Document excerpt:

11 Comments

  1. Roger

    Don’t tools like FireCalc take these ups and downs into account? In other words, if I have enough money such that FireCalc retirement scenario shows 100% success, doesn’t that mean that I’m very unlikely to run out of money?

    • admin

      I’m not familiar with FireCalc – looks like an interesting tool, but I would take care when dealing with any retirement calculator. You need to be very careful to account for any hidden assumptions that can give you a misleading perspective.

      In particular, any tool that suggests you can create a set safe withdrawal percentage across your entire retirement is suspect. I’ll be posting about this soon, but for an extremely thorough treatment of the issue, check out this article: http://financialmentor.com/free-articles/retirement-planning/how-much-to-retire/are-safe-withdrawal-rates-really-safe

    • If there were any tool for forecasting the success of a paper asset portfolio, it would be firecalc. Assuming the future is anything like the past…

      • Sean Owen

        Well that’s the sticky wicket, isn’t it? There are no guarantees that the future will resemble the past, and there are many reasons to believe otherwise.

        The kind of growth we’ve had simply cannot continue forever. It’s a physical impossibility on a planet with limited resources.

  2. Thanks for another excellent post, Sean. This further highlights the uncertain nature of investing, and indeed the future!

    All the more reason to invest *more* than the minimum amount recommended by the experts.

    • Sean Owen

      Thanks, dd. And you’re right – the ultimate conclusion is that you need to save more. Much, much more.

  3. “But what if, on the other hand, you buy all the way up during one of the greatest bull markets in history, but find that the market had a negative real return over the last decade of your career?”

    That might not me such a bad thing, however. I think it would be worse to retire at the beginning of a decade long bear market, such as someone who retired in 2000. No?

Work instruction 1:
In the retirement comment thread, what reason does Sean Owen give for saying the kind of growth we've had cannot continue forever?
Work instruction 2:
Continue the retirement comment thread after its last comment.

Data extracts:
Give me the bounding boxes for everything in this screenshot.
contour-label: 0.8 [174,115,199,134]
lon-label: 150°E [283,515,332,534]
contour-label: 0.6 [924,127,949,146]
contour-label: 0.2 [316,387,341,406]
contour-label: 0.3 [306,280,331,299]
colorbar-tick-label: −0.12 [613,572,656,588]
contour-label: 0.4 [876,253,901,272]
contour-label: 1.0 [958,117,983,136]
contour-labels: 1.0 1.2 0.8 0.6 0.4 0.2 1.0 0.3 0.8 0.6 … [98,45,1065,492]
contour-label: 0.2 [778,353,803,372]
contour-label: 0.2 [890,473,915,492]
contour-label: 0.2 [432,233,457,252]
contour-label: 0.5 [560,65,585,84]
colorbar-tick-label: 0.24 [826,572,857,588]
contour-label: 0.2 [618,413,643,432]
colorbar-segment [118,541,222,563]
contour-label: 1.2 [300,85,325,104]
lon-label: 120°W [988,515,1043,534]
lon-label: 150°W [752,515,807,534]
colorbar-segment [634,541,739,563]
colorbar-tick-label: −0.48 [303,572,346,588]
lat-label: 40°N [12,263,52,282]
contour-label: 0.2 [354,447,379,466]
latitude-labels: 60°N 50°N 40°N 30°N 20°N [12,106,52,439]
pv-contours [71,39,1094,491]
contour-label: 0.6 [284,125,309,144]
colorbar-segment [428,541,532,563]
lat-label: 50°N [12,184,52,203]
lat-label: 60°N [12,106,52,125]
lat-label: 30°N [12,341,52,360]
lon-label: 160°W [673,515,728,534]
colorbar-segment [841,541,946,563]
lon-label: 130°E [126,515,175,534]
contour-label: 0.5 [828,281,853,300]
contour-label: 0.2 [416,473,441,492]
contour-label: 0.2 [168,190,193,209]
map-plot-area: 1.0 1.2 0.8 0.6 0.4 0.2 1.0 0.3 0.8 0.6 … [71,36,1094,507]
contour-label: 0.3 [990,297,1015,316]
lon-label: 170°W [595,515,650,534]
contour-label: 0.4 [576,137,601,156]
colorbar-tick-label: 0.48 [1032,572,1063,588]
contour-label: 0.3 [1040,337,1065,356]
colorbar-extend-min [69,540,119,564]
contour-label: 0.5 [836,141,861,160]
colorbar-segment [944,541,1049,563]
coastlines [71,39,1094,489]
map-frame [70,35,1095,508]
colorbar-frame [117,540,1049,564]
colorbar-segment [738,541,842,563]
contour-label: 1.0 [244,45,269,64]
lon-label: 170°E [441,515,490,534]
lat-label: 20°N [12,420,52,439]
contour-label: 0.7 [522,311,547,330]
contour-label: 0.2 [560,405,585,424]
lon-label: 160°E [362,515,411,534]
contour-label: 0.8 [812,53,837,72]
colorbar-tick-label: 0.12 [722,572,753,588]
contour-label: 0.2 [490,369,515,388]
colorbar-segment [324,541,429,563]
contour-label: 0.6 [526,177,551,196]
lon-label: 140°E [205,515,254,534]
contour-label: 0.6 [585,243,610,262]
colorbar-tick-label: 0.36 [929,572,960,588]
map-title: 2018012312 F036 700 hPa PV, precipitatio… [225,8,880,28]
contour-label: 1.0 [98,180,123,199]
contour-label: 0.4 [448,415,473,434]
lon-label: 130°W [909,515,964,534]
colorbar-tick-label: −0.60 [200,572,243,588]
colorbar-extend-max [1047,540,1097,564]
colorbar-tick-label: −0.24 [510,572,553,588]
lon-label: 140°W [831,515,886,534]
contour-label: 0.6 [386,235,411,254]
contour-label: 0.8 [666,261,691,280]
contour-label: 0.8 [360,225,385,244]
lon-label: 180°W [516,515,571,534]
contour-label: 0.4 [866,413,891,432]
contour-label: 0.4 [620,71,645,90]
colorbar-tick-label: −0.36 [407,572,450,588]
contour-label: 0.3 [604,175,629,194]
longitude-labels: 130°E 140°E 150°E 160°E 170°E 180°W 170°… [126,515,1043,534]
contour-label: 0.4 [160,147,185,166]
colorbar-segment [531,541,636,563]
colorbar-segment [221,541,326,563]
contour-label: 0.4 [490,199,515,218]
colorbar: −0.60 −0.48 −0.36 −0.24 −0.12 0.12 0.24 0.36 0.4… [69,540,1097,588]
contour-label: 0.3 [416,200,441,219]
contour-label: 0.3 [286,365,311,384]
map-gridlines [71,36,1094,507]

Expected answer 1:
It's a physical impossibility on a planet with limited resources.

Expected answer 2:
    • Sean Owen

      Yep, that can potentially be even worse, depending on your retirement investment and withdrawal strategy. Many weight bonds more heavily as they enter retirement, though, and bonds have been on a spectacular bull run for the past 10 years.

      The point is not so much to highlight the particular situation of the boomers as to point out that you simply can’t assume you’re going to achieve average returns, even if you index. You have to pay attention and adjust your course along the way in reaction to what actually happens.

  4. Petra

    I don’t understand why the real value of the investments get lower almost every year. Is it because of inflation?in that case, the $128,463 is in 1968-dollars? Which means it is worth about eight times the amount of current dollars?

    • Sean Owen

      Yes, it’s because of inflation. The original plan in part I called for a flat $1200 per year contribution, so if you follow that plan, each year’s contribution is lower in real value because of inflation. Naturally no one with any sense would actually do this, but the point is to illustrate all the invalid assumptions in that plan.

      You’re right that the final figure would be in 1968 dollars, but remember that that first $1200 contribution is also in 1968 dollars. The real thing to pay attention to is that you wind up with slightly over 100x your initial annual contribution, given these assumptions.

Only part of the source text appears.